* _Requirements_: Count every line in the following entries where the word "that" appears. Give the count alone.
* start Data shown *
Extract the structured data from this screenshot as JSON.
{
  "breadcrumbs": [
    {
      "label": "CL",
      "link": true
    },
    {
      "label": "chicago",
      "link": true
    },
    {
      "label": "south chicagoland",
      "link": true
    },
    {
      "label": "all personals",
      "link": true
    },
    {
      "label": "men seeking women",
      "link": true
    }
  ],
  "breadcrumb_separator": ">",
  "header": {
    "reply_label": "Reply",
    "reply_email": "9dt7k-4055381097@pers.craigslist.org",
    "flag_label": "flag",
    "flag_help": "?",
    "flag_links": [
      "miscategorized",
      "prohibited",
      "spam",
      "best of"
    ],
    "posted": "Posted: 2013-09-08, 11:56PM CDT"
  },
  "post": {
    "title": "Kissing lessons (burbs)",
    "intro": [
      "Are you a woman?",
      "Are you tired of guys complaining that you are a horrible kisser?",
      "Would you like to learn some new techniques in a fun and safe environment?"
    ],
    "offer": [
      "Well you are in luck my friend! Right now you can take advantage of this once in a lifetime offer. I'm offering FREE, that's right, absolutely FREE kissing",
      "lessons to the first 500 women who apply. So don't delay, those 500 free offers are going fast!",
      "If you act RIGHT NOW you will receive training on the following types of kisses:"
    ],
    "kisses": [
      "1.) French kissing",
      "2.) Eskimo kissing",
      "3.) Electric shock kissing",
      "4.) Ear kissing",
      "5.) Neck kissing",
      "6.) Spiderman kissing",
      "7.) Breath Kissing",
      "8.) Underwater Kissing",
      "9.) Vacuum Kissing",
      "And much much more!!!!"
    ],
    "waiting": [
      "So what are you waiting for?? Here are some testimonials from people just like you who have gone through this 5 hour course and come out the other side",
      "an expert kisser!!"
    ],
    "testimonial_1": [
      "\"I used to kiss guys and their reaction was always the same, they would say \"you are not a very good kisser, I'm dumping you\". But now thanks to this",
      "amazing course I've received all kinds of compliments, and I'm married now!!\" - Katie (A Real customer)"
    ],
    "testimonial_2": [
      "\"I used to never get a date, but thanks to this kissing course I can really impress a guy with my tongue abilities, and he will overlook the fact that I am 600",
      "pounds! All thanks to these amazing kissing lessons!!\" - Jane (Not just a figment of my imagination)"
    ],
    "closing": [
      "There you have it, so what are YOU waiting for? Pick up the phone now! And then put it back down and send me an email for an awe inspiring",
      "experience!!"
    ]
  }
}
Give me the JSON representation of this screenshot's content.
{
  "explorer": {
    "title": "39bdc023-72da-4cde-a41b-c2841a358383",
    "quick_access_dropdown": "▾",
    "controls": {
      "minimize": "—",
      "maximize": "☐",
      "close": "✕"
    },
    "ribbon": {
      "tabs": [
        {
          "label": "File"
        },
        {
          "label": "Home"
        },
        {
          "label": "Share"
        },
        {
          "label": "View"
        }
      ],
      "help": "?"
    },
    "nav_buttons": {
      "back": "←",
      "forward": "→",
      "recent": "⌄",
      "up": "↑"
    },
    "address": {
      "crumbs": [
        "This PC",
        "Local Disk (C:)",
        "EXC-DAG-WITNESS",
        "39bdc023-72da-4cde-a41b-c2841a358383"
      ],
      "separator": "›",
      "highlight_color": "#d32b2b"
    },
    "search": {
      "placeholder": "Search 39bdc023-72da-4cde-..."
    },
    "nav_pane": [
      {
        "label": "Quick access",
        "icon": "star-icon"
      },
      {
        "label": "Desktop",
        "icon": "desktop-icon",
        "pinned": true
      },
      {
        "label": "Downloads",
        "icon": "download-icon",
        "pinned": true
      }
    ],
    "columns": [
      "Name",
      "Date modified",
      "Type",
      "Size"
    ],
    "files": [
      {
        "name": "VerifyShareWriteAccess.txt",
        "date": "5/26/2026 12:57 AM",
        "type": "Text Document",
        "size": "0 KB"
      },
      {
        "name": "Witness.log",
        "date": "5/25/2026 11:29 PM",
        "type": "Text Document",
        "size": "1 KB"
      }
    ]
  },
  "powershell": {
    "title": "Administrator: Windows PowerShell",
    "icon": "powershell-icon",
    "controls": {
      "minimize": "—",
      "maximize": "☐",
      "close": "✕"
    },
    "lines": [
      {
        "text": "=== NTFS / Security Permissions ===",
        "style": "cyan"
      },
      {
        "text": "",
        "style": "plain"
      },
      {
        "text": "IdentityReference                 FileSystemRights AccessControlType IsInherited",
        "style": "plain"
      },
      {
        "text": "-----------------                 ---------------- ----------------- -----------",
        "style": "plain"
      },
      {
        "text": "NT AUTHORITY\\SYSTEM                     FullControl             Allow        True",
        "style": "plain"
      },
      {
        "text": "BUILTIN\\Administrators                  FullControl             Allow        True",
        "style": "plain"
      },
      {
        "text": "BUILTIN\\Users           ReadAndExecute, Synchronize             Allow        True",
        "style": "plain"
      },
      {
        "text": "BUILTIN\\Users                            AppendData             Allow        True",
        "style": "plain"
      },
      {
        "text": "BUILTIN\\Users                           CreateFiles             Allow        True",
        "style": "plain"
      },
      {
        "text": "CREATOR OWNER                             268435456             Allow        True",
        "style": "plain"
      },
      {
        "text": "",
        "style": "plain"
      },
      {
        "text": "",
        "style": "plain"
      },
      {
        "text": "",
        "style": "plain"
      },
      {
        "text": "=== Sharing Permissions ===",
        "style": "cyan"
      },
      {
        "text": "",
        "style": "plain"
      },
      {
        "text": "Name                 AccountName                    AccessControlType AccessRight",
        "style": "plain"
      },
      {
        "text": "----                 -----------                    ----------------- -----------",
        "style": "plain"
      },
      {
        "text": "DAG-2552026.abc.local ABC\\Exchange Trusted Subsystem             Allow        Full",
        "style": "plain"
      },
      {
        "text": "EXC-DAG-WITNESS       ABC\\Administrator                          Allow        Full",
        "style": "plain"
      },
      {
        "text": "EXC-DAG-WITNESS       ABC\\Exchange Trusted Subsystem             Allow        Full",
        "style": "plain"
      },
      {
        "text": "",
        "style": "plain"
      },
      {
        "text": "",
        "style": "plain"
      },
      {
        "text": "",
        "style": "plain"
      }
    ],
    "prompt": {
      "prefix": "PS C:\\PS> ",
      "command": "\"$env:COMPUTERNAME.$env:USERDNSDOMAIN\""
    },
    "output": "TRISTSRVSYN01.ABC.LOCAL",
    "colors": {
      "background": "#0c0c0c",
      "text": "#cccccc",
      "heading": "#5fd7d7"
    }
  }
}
* end Data shown *
* _Response to this task_: 3